Every line of the records must be repeated exactly; pictures stay out.

◆ EXCERPTED DATA
=======

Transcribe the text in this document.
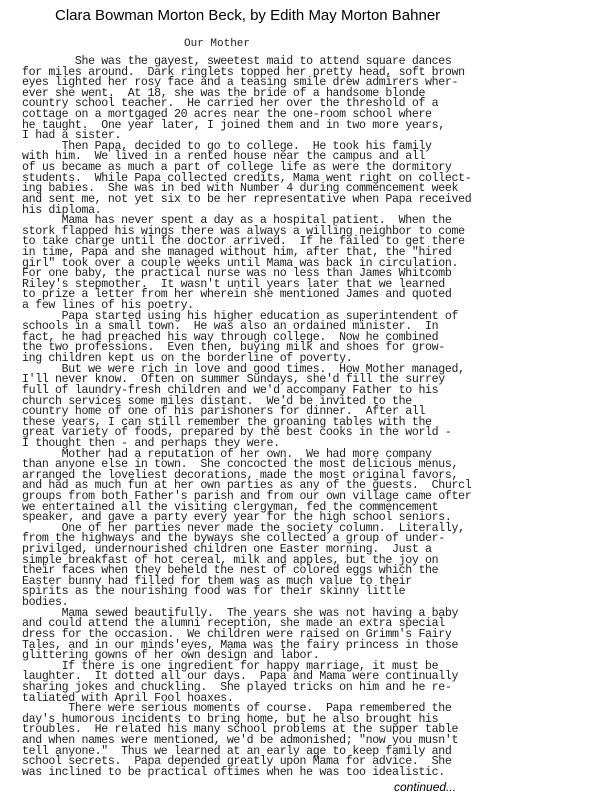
Clara Bowman Morton Beck, by Edith May Morton Bahner
Our Mother
She was the gayest, sweetest maid to attend square dances
for miles around.  Dark ringlets topped her pretty head, soft brown
eyes lighted her rosy face and a teasing smile drew admirers wher-
ever she went.  At 18, she was the bride of a handsome blonde
country school teacher.  He carried her over the threshold of a
cottage on a mortgaged 20 acres near the one-room school where
he taught.  One year later, I joined them and in two more years,
I had a sister.
Then Papa, decided to go to college.  He took his family
with him.  We lived in a rented house near the campus and all
of us became as much a part of college life as were the dormitory
students.  While Papa collected credits, Mama went right on collect-
ing babies.  She was in bed with Number 4 during commencement week
and sent me, not yet six to be her representative when Papa received
his diploma.
Mama has never spent a day as a hospital patient.  When the
stork flapped his wings there was always a willing neighbor to come
to take charge until the doctor arrived.  If he failed to get there
in time, Papa and she managed without him, after that, the "hired
girl" took over a couple weeks until Mama was back in circulation.
For one baby, the practical nurse was no less than James Whitcomb
Riley's stepmother.  It wasn't until years later that we learned
to prize a letter from her wherein she mentioned James and quoted
a few lines of his poetry.
Papa started using his higher education as superintendent of
schools in a small town.  He was also an ordained minister.  In
fact, he had preached his way through college.  Now he combined
the two professions.  Even then, buying milk and shoes for grow-
ing children kept us on the borderline of poverty.
But we were rich in love and good times.  How Mother managed,
I'll never know.  Often on summer Sundays, she'd fill the surrey
full of laundry-fresh children and we'd accompany Father to his
church services some miles distant.  We'd be invited to the
country home of one of his parishoners for dinner.  After all
these years, I can still remember the groaning tables with the
great variety of foods, prepared by the best cooks in the world -
I thought then - and perhaps they were.
Mother had a reputation of her own.  We had more company
than anyone else in town.  She concocted the most delicious menus,
arranged the loveliest decorations, made the most original favors,
and had as much fun at her own parties as any of the guests.  Churcl
groups from both Father's parish and from our own village came ofter
we entertained all the visiting clergyman, fed the commencement
speaker, and gave a party every year for the high school seniors.
One of her parties never made the society column.  Literally,
from the highways and the byways she collected a group of under-
privilged, undernourished children one Easter morning.  Just a
simple breakfast of hot cereal, milk and apples, but the joy on
their faces when they beheld the nest of colored eggs which the
Easter bunny had filled for them was as much value to their
spirits as the nourishing food was for their skinny little
bodies.
Mama sewed beautifully.  The years she was not having a baby
and could attend the alumni reception, she made an extra special
dress for the occasion.  We children were raised on Grimm's Fairy
Tales, and in our minds'eyes, Mama was the fairy princess in those
glittering gowns of her own design and labor.
If there is one ingredient for happy marriage, it must be
laughter.  It dotted all our days.  Papa and Mama were continually
sharing jokes and chuckling.  She played tricks on him and he re-
taliated with April Fool hoaxes.
There were serious moments of course.  Papa remembered the
day's humorous incidents to bring home, but he also brought his
troubles.  He related his many school problems at the supper table
and when names were mentioned, we'd be admonished; "now you musn't
tell anyone."  Thus we learned at an early age to keep family and
school secrets.  Papa depended greatly upon Mama for advice.  She
was inclined to be practical oftimes when he was too idealistic.
continued...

=======

◆ THE RESULT
Transcribe the text in this document.
Clara Bowman Morton Beck, by Edith May Morton Bahner
Our Mother
She was the gayest, sweetest maid to attend square dances
for miles around.  Dark ringlets topped her pretty head, soft brown
eyes lighted her rosy face and a teasing smile drew admirers wher-
ever she went.  At 18, she was the bride of a handsome blonde
country school teacher.  He carried her over the threshold of a
cottage on a mortgaged 20 acres near the one-room school where
he taught.  One year later, I joined them and in two more years,
I had a sister.
Then Papa, decided to go to college.  He took his family
with him.  We lived in a rented house near the campus and all
of us became as much a part of college life as were the dormitory
students.  While Papa collected credits, Mama went right on collect-
ing babies.  She was in bed with Number 4 during commencement week
and sent me, not yet six to be her representative when Papa received
his diploma.
Mama has never spent a day as a hospital patient.  When the
stork flapped his wings there was always a willing neighbor to come
to take charge until the doctor arrived.  If he failed to get there
in time, Papa and she managed without him, after that, the "hired
girl" took over a couple weeks until Mama was back in circulation.
For one baby, the practical nurse was no less than James Whitcomb
Riley's stepmother.  It wasn't until years later that we learned
to prize a letter from her wherein she mentioned James and quoted
a few lines of his poetry.
Papa started using his higher education as superintendent of
schools in a small town.  He was also an ordained minister.  In
fact, he had preached his way through college.  Now he combined
the two professions.  Even then, buying milk and shoes for grow-
ing children kept us on the borderline of poverty.
But we were rich in love and good times.  How Mother managed,
I'll never know.  Often on summer Sundays, she'd fill the surrey
full of laundry-fresh children and we'd accompany Father to his
church services some miles distant.  We'd be invited to the
country home of one of his parishoners for dinner.  After all
these years, I can still remember the groaning tables with the
great variety of foods, prepared by the best cooks in the world -
I thought then - and perhaps they were.
Mother had a reputation of her own.  We had more company
than anyone else in town.  She concocted the most delicious menus,
arranged the loveliest decorations, made the most original favors,
and had as much fun at her own parties as any of the guests.  Churcl
groups from both Father's parish and from our own village came ofter
we entertained all the visiting clergyman, fed the commencement
speaker, and gave a party every year for the high school seniors.
One of her parties never made the society column.  Literally,
from the highways and the byways she collected a group of under-
privilged, undernourished children one Easter morning.  Just a
simple breakfast of hot cereal, milk and apples, but the joy on
their faces when they beheld the nest of colored eggs which the
Easter bunny had filled for them was as much value to their
spirits as the nourishing food was for their skinny little
bodies.
Mama sewed beautifully.  The years she was not having a baby
and could attend the alumni reception, she made an extra special
dress for the occasion.  We children were raised on Grimm's Fairy
Tales, and in our minds'eyes, Mama was the fairy princess in those
glittering gowns of her own design and labor.
If there is one ingredient for happy marriage, it must be
laughter.  It dotted all our days.  Papa and Mama were continually
sharing jokes and chuckling.  She played tricks on him and he re-
taliated with April Fool hoaxes.
There were serious moments of course.  Papa remembered the
day's humorous incidents to bring home, but he also brought his
troubles.  He related his many school problems at the supper table
and when names were mentioned, we'd be admonished; "now you musn't
tell anyone."  Thus we learned at an early age to keep family and
school secrets.  Papa depended greatly upon Mama for advice.  She
was inclined to be practical oftimes when he was too idealistic.
continued...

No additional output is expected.